[PROBLEM TO SOLVE] Could you write out the records below exactly as they appear?

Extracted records

#####

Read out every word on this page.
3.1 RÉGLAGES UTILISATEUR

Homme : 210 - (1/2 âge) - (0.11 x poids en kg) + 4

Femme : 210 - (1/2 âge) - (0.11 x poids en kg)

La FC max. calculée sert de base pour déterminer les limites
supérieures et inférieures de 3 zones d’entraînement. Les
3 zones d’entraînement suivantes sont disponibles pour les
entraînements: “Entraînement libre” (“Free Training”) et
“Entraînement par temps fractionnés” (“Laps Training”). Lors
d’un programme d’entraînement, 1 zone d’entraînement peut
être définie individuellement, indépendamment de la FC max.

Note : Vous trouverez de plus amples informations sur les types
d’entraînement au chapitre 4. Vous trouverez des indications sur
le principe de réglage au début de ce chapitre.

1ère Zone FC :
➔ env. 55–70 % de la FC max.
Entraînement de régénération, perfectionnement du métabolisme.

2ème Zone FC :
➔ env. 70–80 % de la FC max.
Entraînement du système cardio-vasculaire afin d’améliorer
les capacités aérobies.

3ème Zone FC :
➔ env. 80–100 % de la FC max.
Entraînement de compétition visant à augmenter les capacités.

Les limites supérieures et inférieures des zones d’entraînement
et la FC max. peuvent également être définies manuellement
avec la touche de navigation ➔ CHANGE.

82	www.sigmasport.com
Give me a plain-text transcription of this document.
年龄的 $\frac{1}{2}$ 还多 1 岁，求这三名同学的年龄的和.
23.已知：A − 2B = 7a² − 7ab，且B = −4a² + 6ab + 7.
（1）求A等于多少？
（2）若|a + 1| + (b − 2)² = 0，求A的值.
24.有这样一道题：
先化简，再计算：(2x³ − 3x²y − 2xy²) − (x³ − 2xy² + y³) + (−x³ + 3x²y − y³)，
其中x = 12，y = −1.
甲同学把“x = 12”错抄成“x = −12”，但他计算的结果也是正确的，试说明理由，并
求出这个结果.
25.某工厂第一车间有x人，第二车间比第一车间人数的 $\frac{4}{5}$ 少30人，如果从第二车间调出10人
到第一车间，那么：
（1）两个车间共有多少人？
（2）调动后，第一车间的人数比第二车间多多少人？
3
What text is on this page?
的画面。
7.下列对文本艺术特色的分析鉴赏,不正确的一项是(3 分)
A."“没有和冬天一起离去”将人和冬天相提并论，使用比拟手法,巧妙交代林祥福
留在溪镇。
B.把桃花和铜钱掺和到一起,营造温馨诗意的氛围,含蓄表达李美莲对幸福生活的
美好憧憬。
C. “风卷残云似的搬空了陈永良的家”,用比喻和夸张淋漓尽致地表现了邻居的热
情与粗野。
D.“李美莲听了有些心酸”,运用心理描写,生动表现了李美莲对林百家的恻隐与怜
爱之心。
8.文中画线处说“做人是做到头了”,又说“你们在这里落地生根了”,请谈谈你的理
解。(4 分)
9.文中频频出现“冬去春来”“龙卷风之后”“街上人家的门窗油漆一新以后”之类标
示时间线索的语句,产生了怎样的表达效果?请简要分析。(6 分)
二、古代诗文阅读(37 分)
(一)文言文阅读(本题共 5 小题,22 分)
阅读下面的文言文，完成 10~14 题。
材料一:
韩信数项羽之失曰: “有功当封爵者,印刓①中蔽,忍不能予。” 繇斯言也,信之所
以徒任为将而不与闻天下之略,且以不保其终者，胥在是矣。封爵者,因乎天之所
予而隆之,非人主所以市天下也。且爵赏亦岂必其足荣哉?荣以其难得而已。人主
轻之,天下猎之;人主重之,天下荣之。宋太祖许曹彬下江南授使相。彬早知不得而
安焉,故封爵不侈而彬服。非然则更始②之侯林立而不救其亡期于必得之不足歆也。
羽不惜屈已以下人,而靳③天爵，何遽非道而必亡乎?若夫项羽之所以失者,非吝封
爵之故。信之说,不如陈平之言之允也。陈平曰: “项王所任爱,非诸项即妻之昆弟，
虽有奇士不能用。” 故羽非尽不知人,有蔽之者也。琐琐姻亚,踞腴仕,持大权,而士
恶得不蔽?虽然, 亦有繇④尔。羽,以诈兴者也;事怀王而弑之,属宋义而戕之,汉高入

#####

[EXPECTED ANSWER]
Read out every word on this page.
3.1 RÉGLAGES UTILISATEUR

Homme : 210 - (1/2 âge) - (0.11 x poids en kg) + 4

Femme : 210 - (1/2 âge) - (0.11 x poids en kg)

La FC max. calculée sert de base pour déterminer les limites
supérieures et inférieures de 3 zones d’entraînement. Les
3 zones d’entraînement suivantes sont disponibles pour les
entraînements: “Entraînement libre” (“Free Training”) et
“Entraînement par temps fractionnés” (“Laps Training”). Lors
d’un programme d’entraînement, 1 zone d’entraînement peut
être définie individuellement, indépendamment de la FC max.

Note : Vous trouverez de plus amples informations sur les types
d’entraînement au chapitre 4. Vous trouverez des indications sur
le principe de réglage au début de ce chapitre.

1ère Zone FC :
➔ env. 55–70 % de la FC max.
Entraînement de régénération, perfectionnement du métabolisme.

2ème Zone FC :
➔ env. 70–80 % de la FC max.
Entraînement du système cardio-vasculaire afin d’améliorer
les capacités aérobies.

3ème Zone FC :
➔ env. 80–100 % de la FC max.
Entraînement de compétition visant à augmenter les capacités.

Les limites supérieures et inférieures des zones d’entraînement
et la FC max. peuvent également être définies manuellement
avec la touche de navigation ➔ CHANGE.

82	www.sigmasport.com
Give me a plain-text transcription of this document.
年龄的 $\frac{1}{2}$ 还多 1 岁，求这三名同学的年龄的和.
23.已知：A − 2B = 7a² − 7ab，且B = −4a² + 6ab + 7.
（1）求A等于多少？
（2）若|a + 1| + (b − 2)² = 0，求A的值.
24.有这样一道题：
先化简，再计算：(2x³ − 3x²y − 2xy²) − (x³ − 2xy² + y³) + (−x³ + 3x²y − y³)，
其中x = 12，y = −1.
甲同学把“x = 12”错抄成“x = −12”，但他计算的结果也是正确的，试说明理由，并
求出这个结果.
25.某工厂第一车间有x人，第二车间比第一车间人数的 $\frac{4}{5}$ 少30人，如果从第二车间调出10人
到第一车间，那么：
（1）两个车间共有多少人？
（2）调动后，第一车间的人数比第二车间多多少人？
3
What text is on this page?
的画面。
7.下列对文本艺术特色的分析鉴赏,不正确的一项是(3 分)
A."“没有和冬天一起离去”将人和冬天相提并论，使用比拟手法,巧妙交代林祥福
留在溪镇。
B.把桃花和铜钱掺和到一起,营造温馨诗意的氛围,含蓄表达李美莲对幸福生活的
美好憧憬。
C. “风卷残云似的搬空了陈永良的家”,用比喻和夸张淋漓尽致地表现了邻居的热
情与粗野。
D.“李美莲听了有些心酸”,运用心理描写,生动表现了李美莲对林百家的恻隐与怜
爱之心。
8.文中画线处说“做人是做到头了”,又说“你们在这里落地生根了”,请谈谈你的理
解。(4 分)
9.文中频频出现“冬去春来”“龙卷风之后”“街上人家的门窗油漆一新以后”之类标
示时间线索的语句,产生了怎样的表达效果?请简要分析。(6 分)
二、古代诗文阅读(37 分)
(一)文言文阅读(本题共 5 小题,22 分)
阅读下面的文言文，完成 10~14 题。
材料一:
韩信数项羽之失曰: “有功当封爵者,印刓①中蔽,忍不能予。” 繇斯言也,信之所
以徒任为将而不与闻天下之略,且以不保其终者，胥在是矣。封爵者,因乎天之所
予而隆之,非人主所以市天下也。且爵赏亦岂必其足荣哉?荣以其难得而已。人主
轻之,天下猎之;人主重之,天下荣之。宋太祖许曹彬下江南授使相。彬早知不得而
安焉,故封爵不侈而彬服。非然则更始②之侯林立而不救其亡期于必得之不足歆也。
羽不惜屈已以下人,而靳③天爵，何遽非道而必亡乎?若夫项羽之所以失者,非吝封
爵之故。信之说,不如陈平之言之允也。陈平曰: “项王所任爱,非诸项即妻之昆弟，
虽有奇士不能用。” 故羽非尽不知人,有蔽之者也。琐琐姻亚,踞腴仕,持大权,而士
恶得不蔽?虽然, 亦有繇④尔。羽,以诈兴者也;事怀王而弑之,属宋义而戕之,汉高入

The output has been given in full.